** START PROVIDED ENTRIES **

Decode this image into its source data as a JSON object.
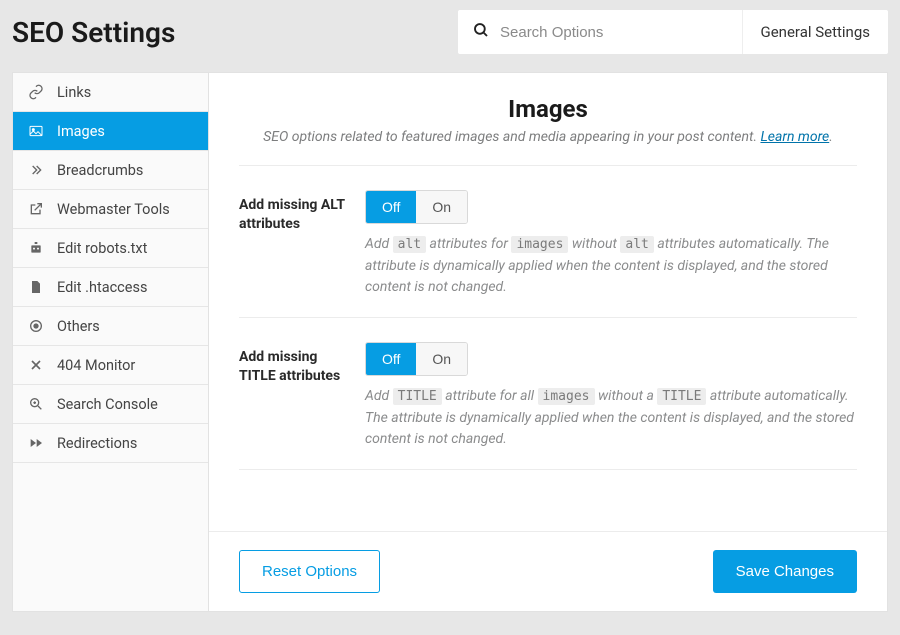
{
  "header": {
    "title": "SEO Settings",
    "search_placeholder": "Search Options",
    "right_tab": "General Settings"
  },
  "sidebar": {
    "items": [
      {
        "label": "Links",
        "icon": "links-icon"
      },
      {
        "label": "Images",
        "icon": "images-icon",
        "active": true
      },
      {
        "label": "Breadcrumbs",
        "icon": "chevrons-icon"
      },
      {
        "label": "Webmaster Tools",
        "icon": "external-icon"
      },
      {
        "label": "Edit robots.txt",
        "icon": "robot-icon"
      },
      {
        "label": "Edit .htaccess",
        "icon": "file-icon"
      },
      {
        "label": "Others",
        "icon": "target-icon"
      },
      {
        "label": "404 Monitor",
        "icon": "x-icon"
      },
      {
        "label": "Search Console",
        "icon": "zoom-icon"
      },
      {
        "label": "Redirections",
        "icon": "forward-icon"
      }
    ]
  },
  "panel": {
    "title": "Images",
    "subtitle": "SEO options related to featured images and media appearing in your post content. ",
    "learn_more": "Learn more",
    "fields": [
      {
        "label": "Add missing ALT attributes",
        "off": "Off",
        "on": "On",
        "selected": "off",
        "desc_pre": "Add ",
        "desc_c1": "alt",
        "desc_mid1": " attributes for ",
        "desc_c2": "images",
        "desc_mid2": " without ",
        "desc_c3": "alt",
        "desc_tail": " attributes automatically. The attribute is dynamically applied when the content is displayed, and the stored content is not changed."
      },
      {
        "label": "Add missing TITLE attributes",
        "off": "Off",
        "on": "On",
        "selected": "off",
        "desc_pre": "Add ",
        "desc_c1": "TITLE",
        "desc_mid1": " attribute for all ",
        "desc_c2": "images",
        "desc_mid2": " without a ",
        "desc_c3": "TITLE",
        "desc_tail": " attribute automatically. The attribute is dynamically applied when the content is displayed, and the stored content is not changed."
      }
    ]
  },
  "footer": {
    "reset": "Reset Options",
    "save": "Save Changes"
  }
}
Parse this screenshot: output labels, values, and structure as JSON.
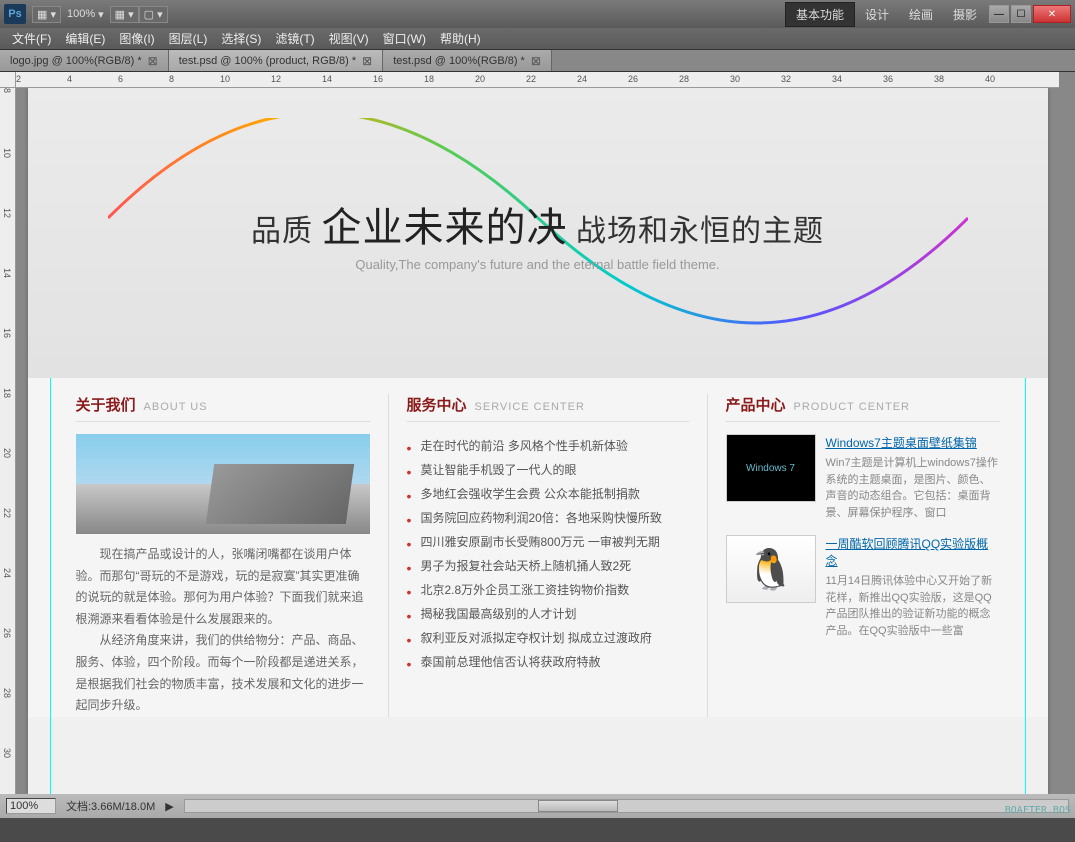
{
  "titlebar": {
    "logo": "Ps",
    "zoom": "100%"
  },
  "workspace": {
    "tabs": [
      "基本功能",
      "设计",
      "绘画",
      "摄影"
    ]
  },
  "menus": [
    "文件(F)",
    "编辑(E)",
    "图像(I)",
    "图层(L)",
    "选择(S)",
    "滤镜(T)",
    "视图(V)",
    "窗口(W)",
    "帮助(H)"
  ],
  "doctabs": [
    {
      "label": "logo.jpg @ 100%(RGB/8) *"
    },
    {
      "label": "test.psd @ 100% (product, RGB/8) *"
    },
    {
      "label": "test.psd @ 100%(RGB/8) *"
    }
  ],
  "ruler_h": [
    "2",
    "4",
    "6",
    "8",
    "10",
    "12",
    "14",
    "16",
    "18",
    "20",
    "22",
    "24",
    "26",
    "28",
    "30",
    "32",
    "34",
    "36",
    "38",
    "40"
  ],
  "ruler_v": [
    "8",
    "10",
    "12",
    "14",
    "16",
    "18",
    "20",
    "22",
    "24",
    "26",
    "28",
    "30"
  ],
  "hero": {
    "title_a": "品质",
    "title_b": "企业未来的",
    "title_c": "决",
    "title_d": "战场和永恒的主题",
    "sub": "Quality,The company's future and the eternal battle field theme."
  },
  "sections": {
    "about": {
      "cn": "关于我们",
      "en": "ABOUT US",
      "p1": "现在搞产品或设计的人，张嘴闭嘴都在谈用户体验。而那句“哥玩的不是游戏，玩的是寂寞”其实更准确的说玩的就是体验。那何为用户体验？下面我们就来追根溯源来看看体验是什么发展跟来的。",
      "p2": "从经济角度来讲，我们的供给物分：产品、商品、服务、体验，四个阶段。而每个一阶段都是递进关系，是根据我们社会的物质丰富，技术发展和文化的进步一起同步升级。"
    },
    "service": {
      "cn": "服务中心",
      "en": "SERVICE CENTER",
      "items": [
        "走在时代的前沿 多风格个性手机新体验",
        "莫让智能手机毁了一代人的眼",
        "多地红会强收学生会费 公众本能抵制捐款",
        "国务院回应药物利润20倍：各地采购快慢所致",
        "四川雅安原副市长受贿800万元 一审被判无期",
        "男子为报复社会站天桥上随机捅人致2死",
        "北京2.8万外企员工涨工资挂钩物价指数",
        "揭秘我国最高级别的人才计划",
        "叙利亚反对派拟定夺权计划 拟成立过渡政府",
        "泰国前总理他信否认将获政府特赦"
      ]
    },
    "product": {
      "cn": "产品中心",
      "en": "PRODUCT CENTER",
      "items": [
        {
          "title": "Windows7主题桌面壁纸集锦",
          "desc": "Win7主题是计算机上windows7操作系统的主题桌面，是图片、颜色、声音的动态组合。它包括：桌面背景、屏幕保护程序、窗口",
          "thumb": "Windows 7"
        },
        {
          "title": "一周酷软回顾腾讯QQ实验版概念",
          "desc": "11月14日腾讯体验中心又开始了新花样，新推出QQ实验版，这是QQ产品团队推出的验证新功能的概念产品。在QQ实验版中一些富",
          "thumb": "🐧"
        }
      ]
    }
  },
  "status": {
    "zoom": "100%",
    "doc": "文档:3.66M/18.0M",
    "watermark": "BOAFTER.BOS"
  }
}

** END PROVIDED ENTRIES **

Identify all lines in the records above with the word "changed".

● **TASK RESULT**:
        "desc_tail": " attributes automatically. The attribute is dynamically applied when the content is displayed, and the stored content is not changed."
        "desc_tail": " attribute automatically. The attribute is dynamically applied when the content is displayed, and the stored content is not changed."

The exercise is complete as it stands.